Data entries:
⟨

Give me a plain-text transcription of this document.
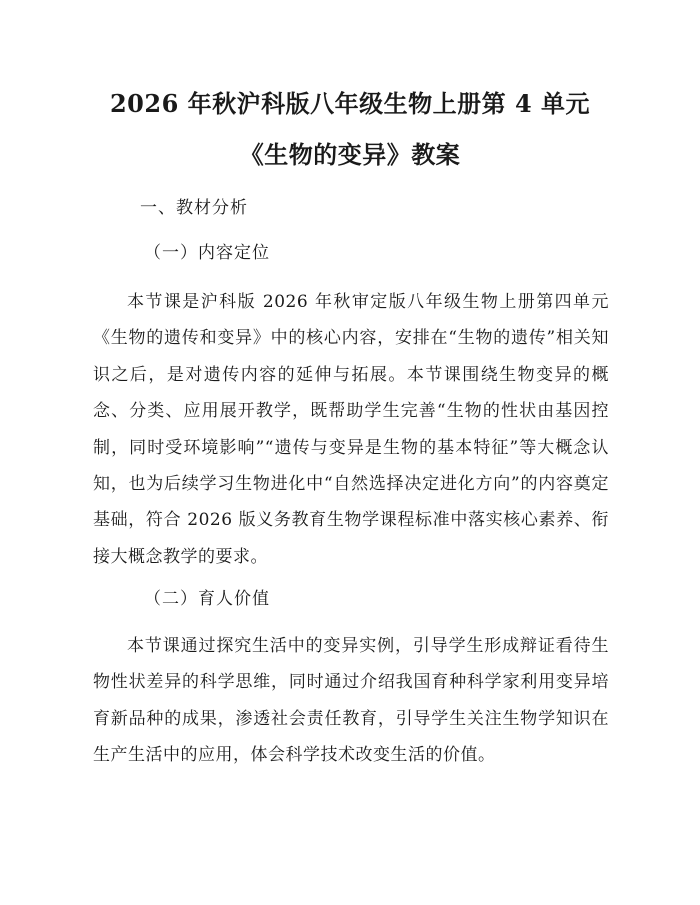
2026 年秋沪科版八年级生物上册第 4 单元
《生物的变异》教案
一、教材分析
（一）内容定位
本节课是沪科版 2026 年秋审定版八年级生物上册第四单元《生物的遗传和变异》中的核心内容，安排在“生物的遗传”相关知识之后，是对遗传内容的延伸与拓展。本节课围绕生物变异的概念、分类、应用展开教学，既帮助学生完善“生物的性状由基因控制，同时受环境影响”“遗传与变异是生物的基本特征”等大概念认知，也为后续学习生物进化中“自然选择决定进化方向”的内容奠定基础，符合 2026 版义务教育生物学课程标准中落实核心素养、衔接大概念教学的要求。
（二）育人价值
本节课通过探究生活中的变异实例，引导学生形成辩证看待生物性状差异的科学思维，同时通过介绍我国育种科学家利用变异培育新品种的成果，渗透社会责任教育，引导学生关注生物学知识在生产生活中的应用，体会科学技术改变生活的价值。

⟩

Goal
Write out the listing above again, exactly, but with no pictures in the copy.

Worked solution
Give me a plain-text transcription of this document.
2026 年秋沪科版八年级生物上册第 4 单元
《生物的变异》教案
一、教材分析
（一）内容定位
本节课是沪科版 2026 年秋审定版八年级生物上册第四单元《生物的遗传和变异》中的核心内容，安排在“生物的遗传”相关知识之后，是对遗传内容的延伸与拓展。本节课围绕生物变异的概念、分类、应用展开教学，既帮助学生完善“生物的性状由基因控制，同时受环境影响”“遗传与变异是生物的基本特征”等大概念认知，也为后续学习生物进化中“自然选择决定进化方向”的内容奠定基础，符合 2026 版义务教育生物学课程标准中落实核心素养、衔接大概念教学的要求。
（二）育人价值
本节课通过探究生活中的变异实例，引导学生形成辩证看待生物性状差异的科学思维，同时通过介绍我国育种科学家利用变异培育新品种的成果，渗透社会责任教育，引导学生关注生物学知识在生产生活中的应用，体会科学技术改变生活的价值。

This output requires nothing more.